• _SET EXERCISE_
Starting at the first line of the listing and ending at the line that contains "close-window-button[interactable]: ✕ <box>1860", write those lines out again with "interactable" changed to "clickable" and nothing else altered.

• _INPUT MATERIAL_
--------------------
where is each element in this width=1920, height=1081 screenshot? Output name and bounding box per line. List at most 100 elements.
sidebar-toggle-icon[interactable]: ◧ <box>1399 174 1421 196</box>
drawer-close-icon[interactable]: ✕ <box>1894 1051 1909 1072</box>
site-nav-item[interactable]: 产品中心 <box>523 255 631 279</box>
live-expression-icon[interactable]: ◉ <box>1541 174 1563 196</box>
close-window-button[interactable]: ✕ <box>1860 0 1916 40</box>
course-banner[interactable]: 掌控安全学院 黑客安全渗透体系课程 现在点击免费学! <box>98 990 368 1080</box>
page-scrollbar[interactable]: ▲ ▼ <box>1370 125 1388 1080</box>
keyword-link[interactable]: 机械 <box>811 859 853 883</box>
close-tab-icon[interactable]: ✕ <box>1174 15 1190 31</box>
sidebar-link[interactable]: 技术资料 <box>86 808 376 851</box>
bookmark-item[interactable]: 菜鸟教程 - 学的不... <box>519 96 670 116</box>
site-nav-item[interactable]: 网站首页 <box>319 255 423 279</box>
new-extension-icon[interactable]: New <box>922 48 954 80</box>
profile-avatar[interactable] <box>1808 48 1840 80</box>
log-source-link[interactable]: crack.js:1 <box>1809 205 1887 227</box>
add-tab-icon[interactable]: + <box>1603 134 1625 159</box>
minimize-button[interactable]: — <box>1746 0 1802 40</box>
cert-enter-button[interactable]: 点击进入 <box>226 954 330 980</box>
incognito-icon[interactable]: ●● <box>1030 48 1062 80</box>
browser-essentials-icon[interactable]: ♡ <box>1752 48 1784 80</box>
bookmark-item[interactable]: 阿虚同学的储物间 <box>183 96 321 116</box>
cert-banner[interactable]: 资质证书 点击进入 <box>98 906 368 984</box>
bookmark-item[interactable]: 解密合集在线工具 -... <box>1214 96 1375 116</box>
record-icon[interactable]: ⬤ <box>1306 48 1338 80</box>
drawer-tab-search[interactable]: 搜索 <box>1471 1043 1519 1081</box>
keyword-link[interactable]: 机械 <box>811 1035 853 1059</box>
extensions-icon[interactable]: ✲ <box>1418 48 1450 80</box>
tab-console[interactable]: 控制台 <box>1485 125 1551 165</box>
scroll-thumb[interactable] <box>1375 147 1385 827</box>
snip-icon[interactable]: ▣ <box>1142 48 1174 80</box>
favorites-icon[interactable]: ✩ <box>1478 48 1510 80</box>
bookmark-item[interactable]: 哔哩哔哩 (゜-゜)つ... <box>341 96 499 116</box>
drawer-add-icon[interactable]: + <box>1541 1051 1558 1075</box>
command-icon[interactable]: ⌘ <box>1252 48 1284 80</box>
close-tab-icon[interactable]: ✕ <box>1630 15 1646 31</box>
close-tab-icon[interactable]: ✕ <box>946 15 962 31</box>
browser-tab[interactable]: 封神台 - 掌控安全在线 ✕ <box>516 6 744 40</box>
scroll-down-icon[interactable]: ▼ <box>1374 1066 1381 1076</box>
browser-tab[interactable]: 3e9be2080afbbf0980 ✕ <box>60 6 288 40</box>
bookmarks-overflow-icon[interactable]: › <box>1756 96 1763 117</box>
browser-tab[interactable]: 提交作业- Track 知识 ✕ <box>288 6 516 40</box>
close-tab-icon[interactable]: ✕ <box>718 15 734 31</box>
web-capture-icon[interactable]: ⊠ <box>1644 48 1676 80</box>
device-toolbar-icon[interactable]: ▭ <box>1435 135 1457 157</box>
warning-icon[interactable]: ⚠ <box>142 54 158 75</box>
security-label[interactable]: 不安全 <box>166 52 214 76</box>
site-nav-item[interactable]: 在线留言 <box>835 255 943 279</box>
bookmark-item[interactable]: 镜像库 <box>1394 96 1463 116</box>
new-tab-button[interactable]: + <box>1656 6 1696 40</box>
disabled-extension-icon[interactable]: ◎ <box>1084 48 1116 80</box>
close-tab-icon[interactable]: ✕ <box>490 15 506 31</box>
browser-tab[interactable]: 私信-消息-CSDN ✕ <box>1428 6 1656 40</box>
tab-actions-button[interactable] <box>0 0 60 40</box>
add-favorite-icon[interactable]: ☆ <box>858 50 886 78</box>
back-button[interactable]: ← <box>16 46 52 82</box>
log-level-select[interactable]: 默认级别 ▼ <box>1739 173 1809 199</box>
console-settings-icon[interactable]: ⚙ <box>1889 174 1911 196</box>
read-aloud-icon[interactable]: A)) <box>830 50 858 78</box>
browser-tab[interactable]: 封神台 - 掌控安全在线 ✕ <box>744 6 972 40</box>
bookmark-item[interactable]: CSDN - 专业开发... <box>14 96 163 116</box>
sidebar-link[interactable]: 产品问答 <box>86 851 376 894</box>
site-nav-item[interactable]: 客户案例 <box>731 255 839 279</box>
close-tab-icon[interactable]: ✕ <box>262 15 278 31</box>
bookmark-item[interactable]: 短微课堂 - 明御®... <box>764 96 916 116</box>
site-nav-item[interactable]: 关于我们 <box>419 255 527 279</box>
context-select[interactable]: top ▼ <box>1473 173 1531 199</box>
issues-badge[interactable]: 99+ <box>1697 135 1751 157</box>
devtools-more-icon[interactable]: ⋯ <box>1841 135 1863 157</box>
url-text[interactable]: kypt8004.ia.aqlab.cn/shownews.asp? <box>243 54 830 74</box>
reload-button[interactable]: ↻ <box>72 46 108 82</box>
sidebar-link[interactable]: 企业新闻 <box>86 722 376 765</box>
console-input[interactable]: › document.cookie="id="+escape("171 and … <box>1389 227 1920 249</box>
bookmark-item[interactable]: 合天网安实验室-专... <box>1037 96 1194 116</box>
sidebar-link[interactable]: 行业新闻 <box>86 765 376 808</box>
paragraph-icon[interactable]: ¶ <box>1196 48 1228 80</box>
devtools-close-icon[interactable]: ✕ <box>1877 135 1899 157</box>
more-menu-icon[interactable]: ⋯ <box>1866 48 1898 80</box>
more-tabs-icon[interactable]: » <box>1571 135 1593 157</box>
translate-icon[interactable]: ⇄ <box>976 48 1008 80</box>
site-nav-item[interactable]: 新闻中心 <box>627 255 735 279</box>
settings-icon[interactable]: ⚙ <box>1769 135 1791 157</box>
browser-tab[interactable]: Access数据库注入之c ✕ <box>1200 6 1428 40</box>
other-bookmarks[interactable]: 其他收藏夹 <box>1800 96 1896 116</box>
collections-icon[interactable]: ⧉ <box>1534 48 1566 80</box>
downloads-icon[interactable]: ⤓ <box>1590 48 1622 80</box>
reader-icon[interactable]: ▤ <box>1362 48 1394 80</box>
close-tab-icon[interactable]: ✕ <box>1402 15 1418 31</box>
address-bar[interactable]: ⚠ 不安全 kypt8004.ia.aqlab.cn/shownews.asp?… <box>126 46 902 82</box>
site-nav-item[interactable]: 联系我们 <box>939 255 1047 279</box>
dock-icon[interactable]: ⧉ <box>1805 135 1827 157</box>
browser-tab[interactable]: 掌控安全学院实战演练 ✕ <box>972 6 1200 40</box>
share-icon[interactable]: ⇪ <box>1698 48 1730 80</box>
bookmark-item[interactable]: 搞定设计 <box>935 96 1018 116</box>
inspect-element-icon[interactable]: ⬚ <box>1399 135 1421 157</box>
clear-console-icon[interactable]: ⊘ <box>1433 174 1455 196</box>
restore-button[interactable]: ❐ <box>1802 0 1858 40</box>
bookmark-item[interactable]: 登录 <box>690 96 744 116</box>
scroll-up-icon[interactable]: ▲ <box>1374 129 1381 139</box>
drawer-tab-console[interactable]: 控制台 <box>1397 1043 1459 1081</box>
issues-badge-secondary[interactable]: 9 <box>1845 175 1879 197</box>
--------------------
• _TASK ANSWER_
where is each element in this width=1920, height=1081 screenshot? Output name and bounding box per line. List at most 100 elements.
sidebar-toggle-icon[clickable]: ◧ <box>1399 174 1421 196</box>
drawer-close-icon[clickable]: ✕ <box>1894 1051 1909 1072</box>
site-nav-item[clickable]: 产品中心 <box>523 255 631 279</box>
live-expression-icon[clickable]: ◉ <box>1541 174 1563 196</box>
close-window-button[clickable]: ✕ <box>1860 0 1916 40</box>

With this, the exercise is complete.